** Input data **
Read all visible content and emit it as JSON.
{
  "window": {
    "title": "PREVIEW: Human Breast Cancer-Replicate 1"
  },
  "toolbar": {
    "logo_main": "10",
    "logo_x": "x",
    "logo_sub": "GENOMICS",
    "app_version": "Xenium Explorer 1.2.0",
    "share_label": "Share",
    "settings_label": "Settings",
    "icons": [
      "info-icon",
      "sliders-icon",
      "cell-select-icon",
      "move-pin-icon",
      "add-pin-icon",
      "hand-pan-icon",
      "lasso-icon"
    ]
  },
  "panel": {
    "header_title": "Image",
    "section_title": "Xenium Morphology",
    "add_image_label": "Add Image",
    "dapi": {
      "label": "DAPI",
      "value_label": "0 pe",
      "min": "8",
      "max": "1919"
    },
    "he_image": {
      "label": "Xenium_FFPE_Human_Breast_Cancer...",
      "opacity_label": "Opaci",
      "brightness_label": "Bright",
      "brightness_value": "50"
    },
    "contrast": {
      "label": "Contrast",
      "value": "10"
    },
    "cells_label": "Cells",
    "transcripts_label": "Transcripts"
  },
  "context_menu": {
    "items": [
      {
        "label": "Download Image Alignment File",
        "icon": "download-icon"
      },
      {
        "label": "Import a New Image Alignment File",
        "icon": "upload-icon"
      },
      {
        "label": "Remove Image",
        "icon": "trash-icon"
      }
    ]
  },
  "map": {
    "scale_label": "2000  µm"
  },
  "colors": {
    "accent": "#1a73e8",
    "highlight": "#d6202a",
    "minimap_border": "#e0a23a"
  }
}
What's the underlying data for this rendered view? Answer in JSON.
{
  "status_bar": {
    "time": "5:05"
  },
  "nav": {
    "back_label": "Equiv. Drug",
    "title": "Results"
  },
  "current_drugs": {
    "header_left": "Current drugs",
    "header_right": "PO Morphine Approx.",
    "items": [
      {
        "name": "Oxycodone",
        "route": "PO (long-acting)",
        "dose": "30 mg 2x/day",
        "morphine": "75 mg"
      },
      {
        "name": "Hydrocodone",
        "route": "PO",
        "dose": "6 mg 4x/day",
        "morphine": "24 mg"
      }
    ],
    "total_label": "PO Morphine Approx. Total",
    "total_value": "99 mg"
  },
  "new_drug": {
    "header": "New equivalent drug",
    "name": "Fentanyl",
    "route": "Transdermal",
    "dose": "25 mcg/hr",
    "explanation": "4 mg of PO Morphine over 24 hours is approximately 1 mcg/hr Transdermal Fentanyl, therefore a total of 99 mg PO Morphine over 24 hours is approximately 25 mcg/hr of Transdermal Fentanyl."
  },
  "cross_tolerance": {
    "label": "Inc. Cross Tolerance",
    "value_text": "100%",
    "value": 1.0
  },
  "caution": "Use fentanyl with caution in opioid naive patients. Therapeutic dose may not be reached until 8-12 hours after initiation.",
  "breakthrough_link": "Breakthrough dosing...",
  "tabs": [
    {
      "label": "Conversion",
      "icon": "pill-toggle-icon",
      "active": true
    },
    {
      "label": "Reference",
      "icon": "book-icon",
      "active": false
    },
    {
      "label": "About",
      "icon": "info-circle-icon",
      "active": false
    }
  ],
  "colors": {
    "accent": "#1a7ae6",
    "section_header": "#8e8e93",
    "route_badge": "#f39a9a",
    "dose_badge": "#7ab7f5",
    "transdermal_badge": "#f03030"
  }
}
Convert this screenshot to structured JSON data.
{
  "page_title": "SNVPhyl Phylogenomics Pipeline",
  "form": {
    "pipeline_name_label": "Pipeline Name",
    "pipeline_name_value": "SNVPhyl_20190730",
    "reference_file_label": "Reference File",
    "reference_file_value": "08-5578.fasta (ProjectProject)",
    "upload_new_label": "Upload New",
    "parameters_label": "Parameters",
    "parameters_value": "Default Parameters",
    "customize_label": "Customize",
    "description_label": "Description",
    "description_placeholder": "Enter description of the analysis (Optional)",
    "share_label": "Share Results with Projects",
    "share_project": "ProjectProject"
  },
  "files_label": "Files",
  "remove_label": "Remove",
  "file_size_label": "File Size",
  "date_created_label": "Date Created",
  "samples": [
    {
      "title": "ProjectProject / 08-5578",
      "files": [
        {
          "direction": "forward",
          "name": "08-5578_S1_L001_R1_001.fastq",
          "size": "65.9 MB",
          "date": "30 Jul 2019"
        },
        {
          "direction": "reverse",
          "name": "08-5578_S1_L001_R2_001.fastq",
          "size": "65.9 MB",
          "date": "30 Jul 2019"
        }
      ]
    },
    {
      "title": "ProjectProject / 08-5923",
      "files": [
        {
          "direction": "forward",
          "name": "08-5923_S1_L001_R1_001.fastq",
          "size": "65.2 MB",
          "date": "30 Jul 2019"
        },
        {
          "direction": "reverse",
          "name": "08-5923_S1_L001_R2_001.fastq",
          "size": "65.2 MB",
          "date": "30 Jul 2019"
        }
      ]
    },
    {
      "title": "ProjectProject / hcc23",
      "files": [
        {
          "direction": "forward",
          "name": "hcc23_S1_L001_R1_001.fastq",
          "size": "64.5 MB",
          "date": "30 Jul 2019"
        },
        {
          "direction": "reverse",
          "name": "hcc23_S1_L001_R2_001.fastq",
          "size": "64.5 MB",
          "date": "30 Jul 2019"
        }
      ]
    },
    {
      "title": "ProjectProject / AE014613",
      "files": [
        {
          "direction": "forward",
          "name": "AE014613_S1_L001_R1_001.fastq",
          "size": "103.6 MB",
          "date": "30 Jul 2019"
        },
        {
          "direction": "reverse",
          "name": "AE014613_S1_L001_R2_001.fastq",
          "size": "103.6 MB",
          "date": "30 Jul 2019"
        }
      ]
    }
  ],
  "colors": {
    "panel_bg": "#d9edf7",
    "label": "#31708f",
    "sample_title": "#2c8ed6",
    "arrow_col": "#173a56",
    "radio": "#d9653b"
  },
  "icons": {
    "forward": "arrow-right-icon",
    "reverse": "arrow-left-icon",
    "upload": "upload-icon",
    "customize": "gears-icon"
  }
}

** Work required **
An exact restatement of the data is required.

** Result for this exercise **
Read all visible content and emit it as JSON.
{
  "window": {
    "title": "PREVIEW: Human Breast Cancer-Replicate 1"
  },
  "toolbar": {
    "logo_main": "10",
    "logo_x": "x",
    "logo_sub": "GENOMICS",
    "app_version": "Xenium Explorer 1.2.0",
    "share_label": "Share",
    "settings_label": "Settings",
    "icons": [
      "info-icon",
      "sliders-icon",
      "cell-select-icon",
      "move-pin-icon",
      "add-pin-icon",
      "hand-pan-icon",
      "lasso-icon"
    ]
  },
  "panel": {
    "header_title": "Image",
    "section_title": "Xenium Morphology",
    "add_image_label": "Add Image",
    "dapi": {
      "label": "DAPI",
      "value_label": "0 pe",
      "min": "8",
      "max": "1919"
    },
    "he_image": {
      "label": "Xenium_FFPE_Human_Breast_Cancer...",
      "opacity_label": "Opaci",
      "brightness_label": "Bright",
      "brightness_value": "50"
    },
    "contrast": {
      "label": "Contrast",
      "value": "10"
    },
    "cells_label": "Cells",
    "transcripts_label": "Transcripts"
  },
  "context_menu": {
    "items": [
      {
        "label": "Download Image Alignment File",
        "icon": "download-icon"
      },
      {
        "label": "Import a New Image Alignment File",
        "icon": "upload-icon"
      },
      {
        "label": "Remove Image",
        "icon": "trash-icon"
      }
    ]
  },
  "map": {
    "scale_label": "2000  µm"
  },
  "colors": {
    "accent": "#1a73e8",
    "highlight": "#d6202a",
    "minimap_border": "#e0a23a"
  }
}
What's the underlying data for this rendered view? Answer in JSON.
{
  "status_bar": {
    "time": "5:05"
  },
  "nav": {
    "back_label": "Equiv. Drug",
    "title": "Results"
  },
  "current_drugs": {
    "header_left": "Current drugs",
    "header_right": "PO Morphine Approx.",
    "items": [
      {
        "name": "Oxycodone",
        "route": "PO (long-acting)",
        "dose": "30 mg 2x/day",
        "morphine": "75 mg"
      },
      {
        "name": "Hydrocodone",
        "route": "PO",
        "dose": "6 mg 4x/day",
        "morphine": "24 mg"
      }
    ],
    "total_label": "PO Morphine Approx. Total",
    "total_value": "99 mg"
  },
  "new_drug": {
    "header": "New equivalent drug",
    "name": "Fentanyl",
    "route": "Transdermal",
    "dose": "25 mcg/hr",
    "explanation": "4 mg of PO Morphine over 24 hours is approximately 1 mcg/hr Transdermal Fentanyl, therefore a total of 99 mg PO Morphine over 24 hours is approximately 25 mcg/hr of Transdermal Fentanyl."
  },
  "cross_tolerance": {
    "label": "Inc. Cross Tolerance",
    "value_text": "100%",
    "value": 1.0
  },
  "caution": "Use fentanyl with caution in opioid naive patients. Therapeutic dose may not be reached until 8-12 hours after initiation.",
  "breakthrough_link": "Breakthrough dosing...",
  "tabs": [
    {
      "label": "Conversion",
      "icon": "pill-toggle-icon",
      "active": true
    },
    {
      "label": "Reference",
      "icon": "book-icon",
      "active": false
    },
    {
      "label": "About",
      "icon": "info-circle-icon",
      "active": false
    }
  ],
  "colors": {
    "accent": "#1a7ae6",
    "section_header": "#8e8e93",
    "route_badge": "#f39a9a",
    "dose_badge": "#7ab7f5",
    "transdermal_badge": "#f03030"
  }
}
Convert this screenshot to structured JSON data.
{
  "page_title": "SNVPhyl Phylogenomics Pipeline",
  "form": {
    "pipeline_name_label": "Pipeline Name",
    "pipeline_name_value": "SNVPhyl_20190730",
    "reference_file_label": "Reference File",
    "reference_file_value": "08-5578.fasta (ProjectProject)",
    "upload_new_label": "Upload New",
    "parameters_label": "Parameters",
    "parameters_value": "Default Parameters",
    "customize_label": "Customize",
    "description_label": "Description",
    "description_placeholder": "Enter description of the analysis (Optional)",
    "share_label": "Share Results with Projects",
    "share_project": "ProjectProject"
  },
  "files_label": "Files",
  "remove_label": "Remove",
  "file_size_label": "File Size",
  "date_created_label": "Date Created",
  "samples": [
    {
      "title": "ProjectProject / 08-5578",
      "files": [
        {
          "direction": "forward",
          "name": "08-5578_S1_L001_R1_001.fastq",
          "size": "65.9 MB",
          "date": "30 Jul 2019"
        },
        {
          "direction": "reverse",
          "name": "08-5578_S1_L001_R2_001.fastq",
          "size": "65.9 MB",
          "date": "30 Jul 2019"
        }
      ]
    },
    {
      "title": "ProjectProject / 08-5923",
      "files": [
        {
          "direction": "forward",
          "name": "08-5923_S1_L001_R1_001.fastq",
          "size": "65.2 MB",
          "date": "30 Jul 2019"
        },
        {
          "direction": "reverse",
          "name": "08-5923_S1_L001_R2_001.fastq",
          "size": "65.2 MB",
          "date": "30 Jul 2019"
        }
      ]
    },
    {
      "title": "ProjectProject / hcc23",
      "files": [
        {
          "direction": "forward",
          "name": "hcc23_S1_L001_R1_001.fastq",
          "size": "64.5 MB",
          "date": "30 Jul 2019"
        },
        {
          "direction": "reverse",
          "name": "hcc23_S1_L001_R2_001.fastq",
          "size": "64.5 MB",
          "date": "30 Jul 2019"
        }
      ]
    },
    {
      "title": "ProjectProject / AE014613",
      "files": [
        {
          "direction": "forward",
          "name": "AE014613_S1_L001_R1_001.fastq",
          "size": "103.6 MB",
          "date": "30 Jul 2019"
        },
        {
          "direction": "reverse",
          "name": "AE014613_S1_L001_R2_001.fastq",
          "size": "103.6 MB",
          "date": "30 Jul 2019"
        }
      ]
    }
  ],
  "colors": {
    "panel_bg": "#d9edf7",
    "label": "#31708f",
    "sample_title": "#2c8ed6",
    "arrow_col": "#173a56",
    "radio": "#d9653b"
  },
  "icons": {
    "forward": "arrow-right-icon",
    "reverse": "arrow-left-icon",
    "upload": "upload-icon",
    "customize": "gears-icon"
  }
}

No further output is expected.